Entries taken from a collection:
- - - -

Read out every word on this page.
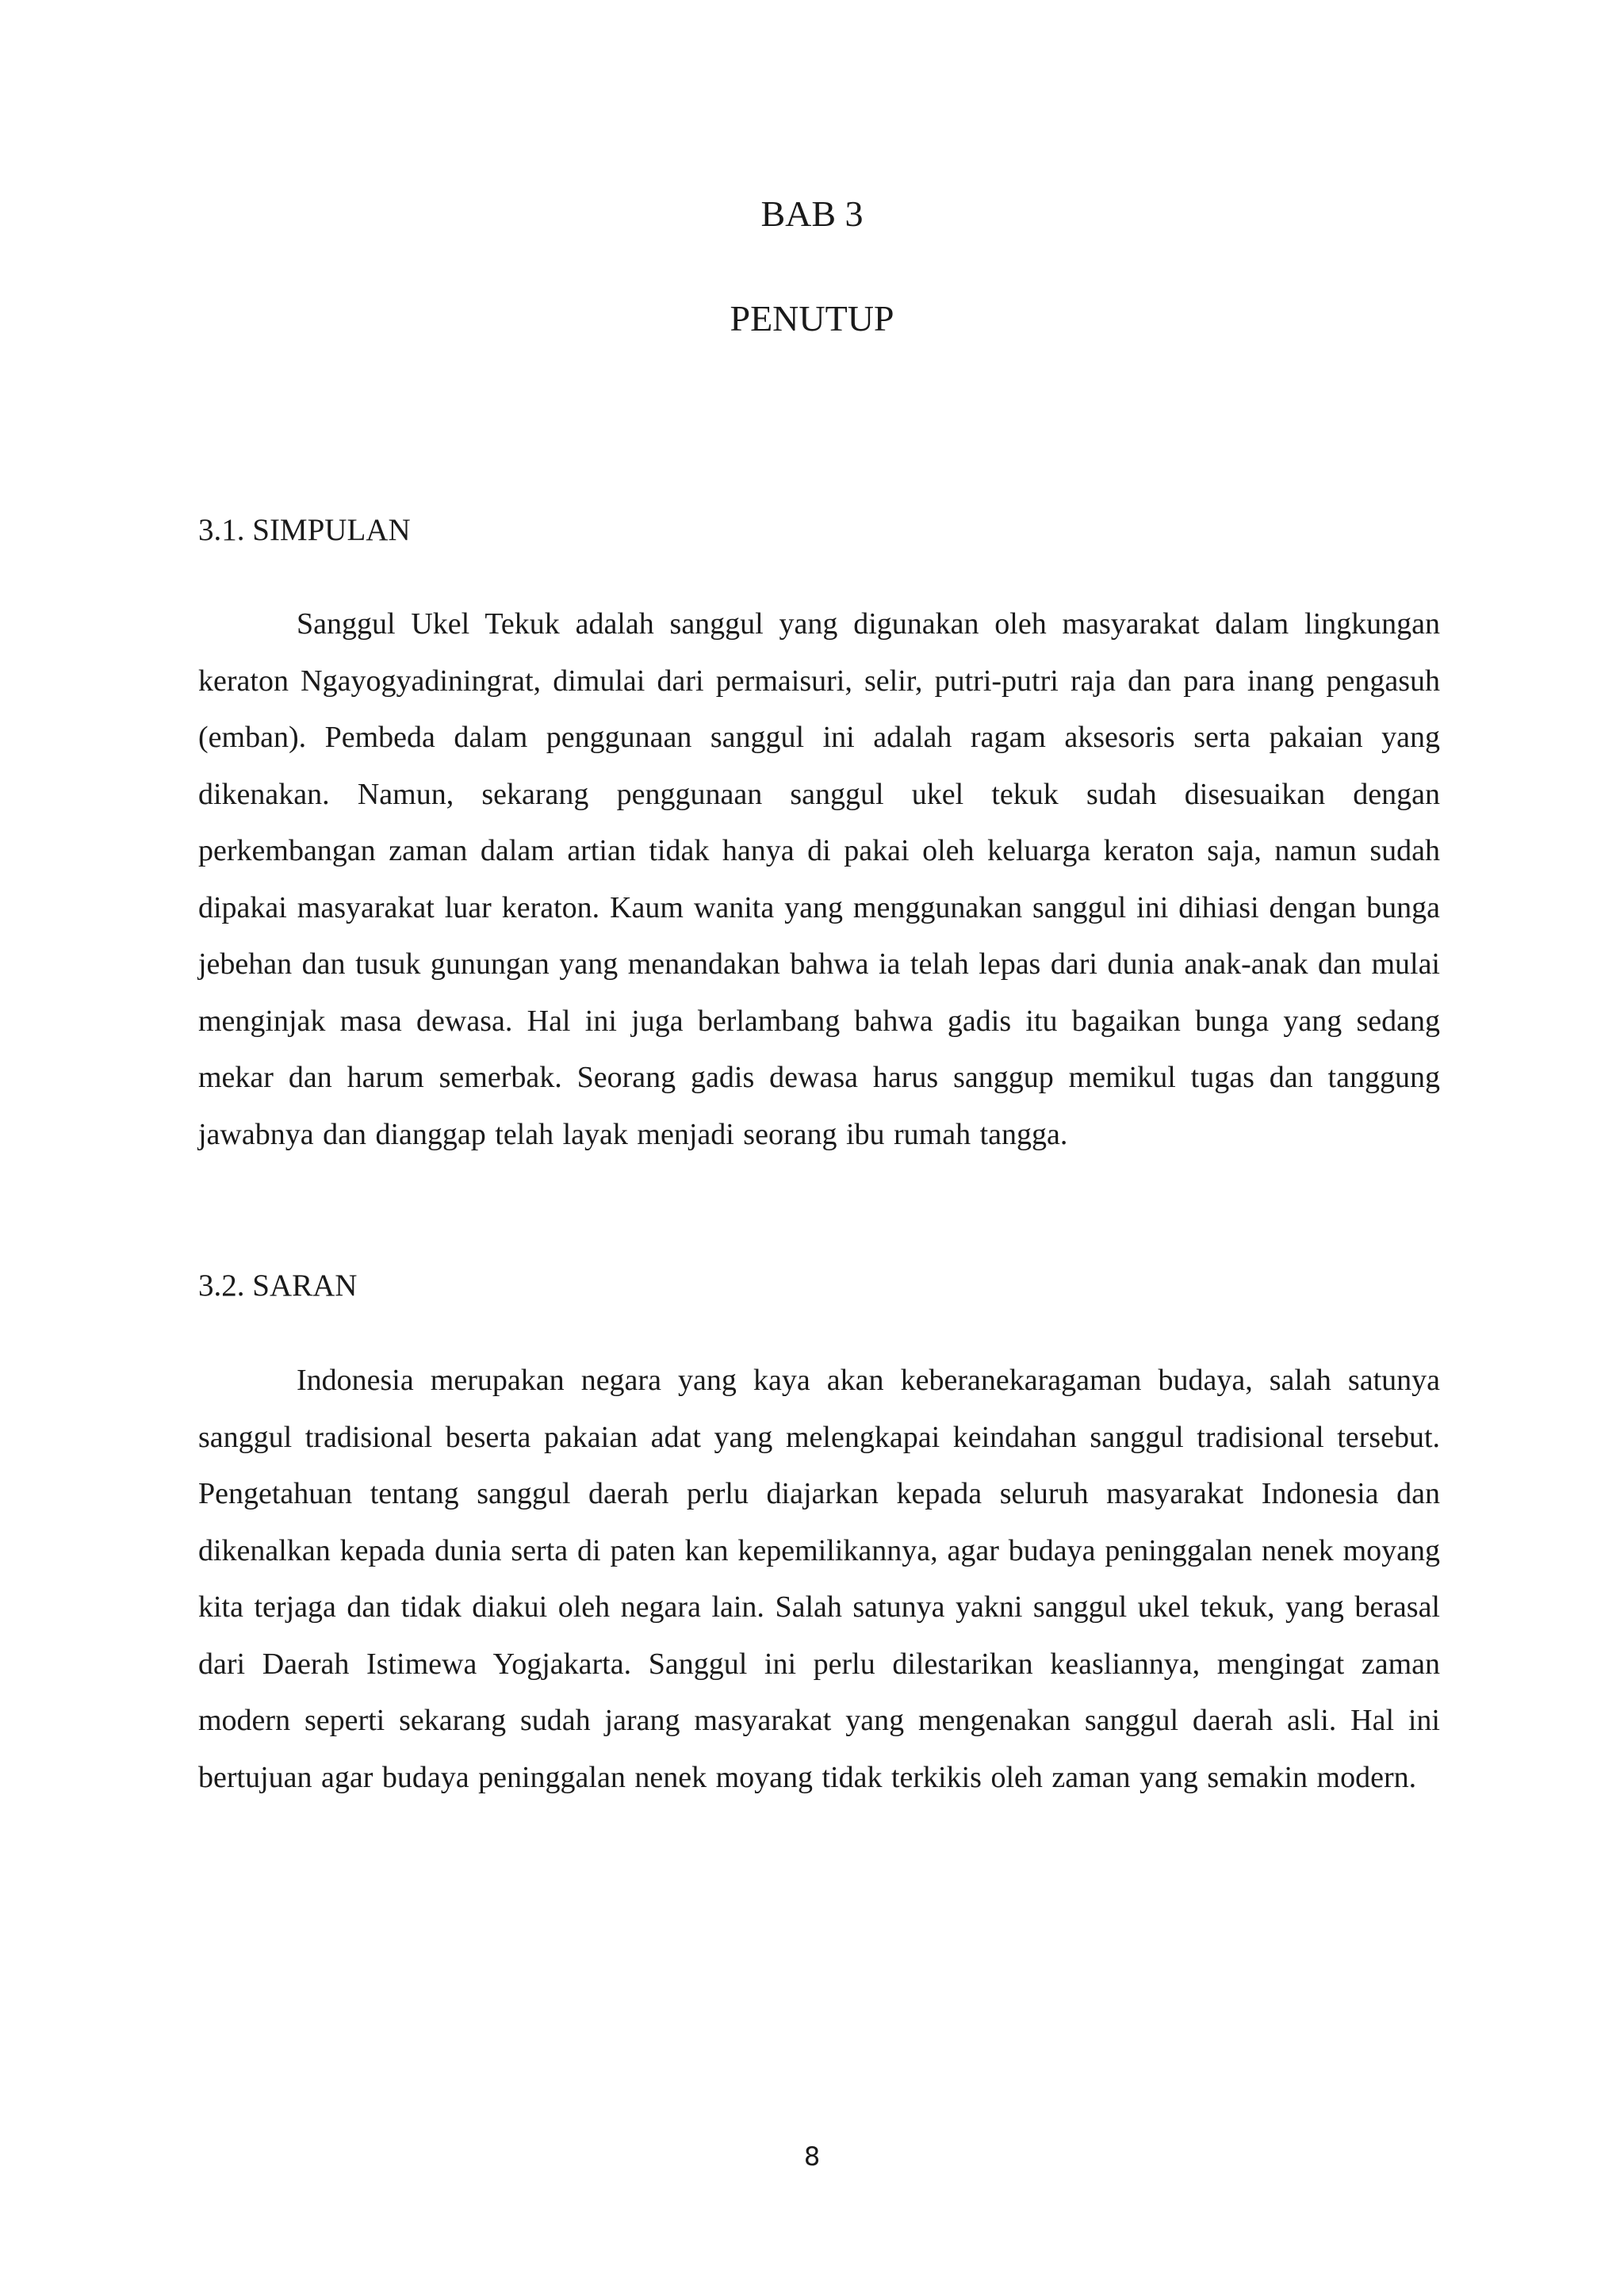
BAB 3
PENUTUP
3.1. SIMPULAN

Sanggul Ukel Tekuk adalah sanggul yang digunakan oleh masyarakat dalam lingkungan keraton Ngayogyadiningrat, dimulai dari permaisuri, selir, putri-putri raja dan para inang pengasuh (emban). Pembeda dalam penggunaan sanggul ini adalah ragam aksesoris serta pakaian yang dikenakan. Namun, sekarang penggunaan sanggul ukel tekuk sudah disesuaikan dengan perkembangan zaman dalam artian tidak hanya di pakai oleh keluarga keraton saja, namun sudah dipakai masyarakat luar keraton. Kaum wanita yang menggunakan sanggul ini dihiasi dengan bunga jebehan dan tusuk gunungan yang menandakan bahwa ia telah lepas dari dunia anak-anak dan mulai menginjak masa dewasa. Hal ini juga berlambang bahwa gadis itu bagaikan bunga yang sedang mekar dan harum semerbak. Seorang gadis dewasa harus sanggup memikul tugas dan tanggung jawabnya dan dianggap telah layak menjadi seorang ibu rumah tangga.

3.2. SARAN

Indonesia merupakan negara yang kaya akan keberanekaragaman budaya, salah satunya sanggul tradisional beserta pakaian adat yang melengkapai keindahan sanggul tradisional tersebut. Pengetahuan tentang sanggul daerah perlu diajarkan kepada seluruh masyarakat Indonesia dan dikenalkan kepada dunia serta di paten kan kepemilikannya, agar budaya peninggalan nenek moyang kita terjaga dan tidak diakui oleh negara lain. Salah satunya yakni sanggul ukel tekuk, yang berasal dari Daerah Istimewa Yogjakarta. Sanggul ini perlu dilestarikan keasliannya, mengingat zaman modern seperti sekarang sudah jarang masyarakat yang mengenakan sanggul daerah asli. Hal ini bertujuan agar budaya peninggalan nenek moyang tidak terkikis oleh zaman yang semakin modern.

8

- - - -

Reproduce the entries above word for word. Pictures stay out.

Read out every word on this page.
BAB 3
PENUTUP
3.1. SIMPULAN

Sanggul Ukel Tekuk adalah sanggul yang digunakan oleh masyarakat dalam lingkungan keraton Ngayogyadiningrat, dimulai dari permaisuri, selir, putri-putri raja dan para inang pengasuh (emban). Pembeda dalam penggunaan sanggul ini adalah ragam aksesoris serta pakaian yang dikenakan. Namun, sekarang penggunaan sanggul ukel tekuk sudah disesuaikan dengan perkembangan zaman dalam artian tidak hanya di pakai oleh keluarga keraton saja, namun sudah dipakai masyarakat luar keraton. Kaum wanita yang menggunakan sanggul ini dihiasi dengan bunga jebehan dan tusuk gunungan yang menandakan bahwa ia telah lepas dari dunia anak-anak dan mulai menginjak masa dewasa. Hal ini juga berlambang bahwa gadis itu bagaikan bunga yang sedang mekar dan harum semerbak. Seorang gadis dewasa harus sanggup memikul tugas dan tanggung jawabnya dan dianggap telah layak menjadi seorang ibu rumah tangga.

3.2. SARAN

Indonesia merupakan negara yang kaya akan keberanekaragaman budaya, salah satunya sanggul tradisional beserta pakaian adat yang melengkapai keindahan sanggul tradisional tersebut. Pengetahuan tentang sanggul daerah perlu diajarkan kepada seluruh masyarakat Indonesia dan dikenalkan kepada dunia serta di paten kan kepemilikannya, agar budaya peninggalan nenek moyang kita terjaga dan tidak diakui oleh negara lain. Salah satunya yakni sanggul ukel tekuk, yang berasal dari Daerah Istimewa Yogjakarta. Sanggul ini perlu dilestarikan keasliannya, mengingat zaman modern seperti sekarang sudah jarang masyarakat yang mengenakan sanggul daerah asli. Hal ini bertujuan agar budaya peninggalan nenek moyang tidak terkikis oleh zaman yang semakin modern.

8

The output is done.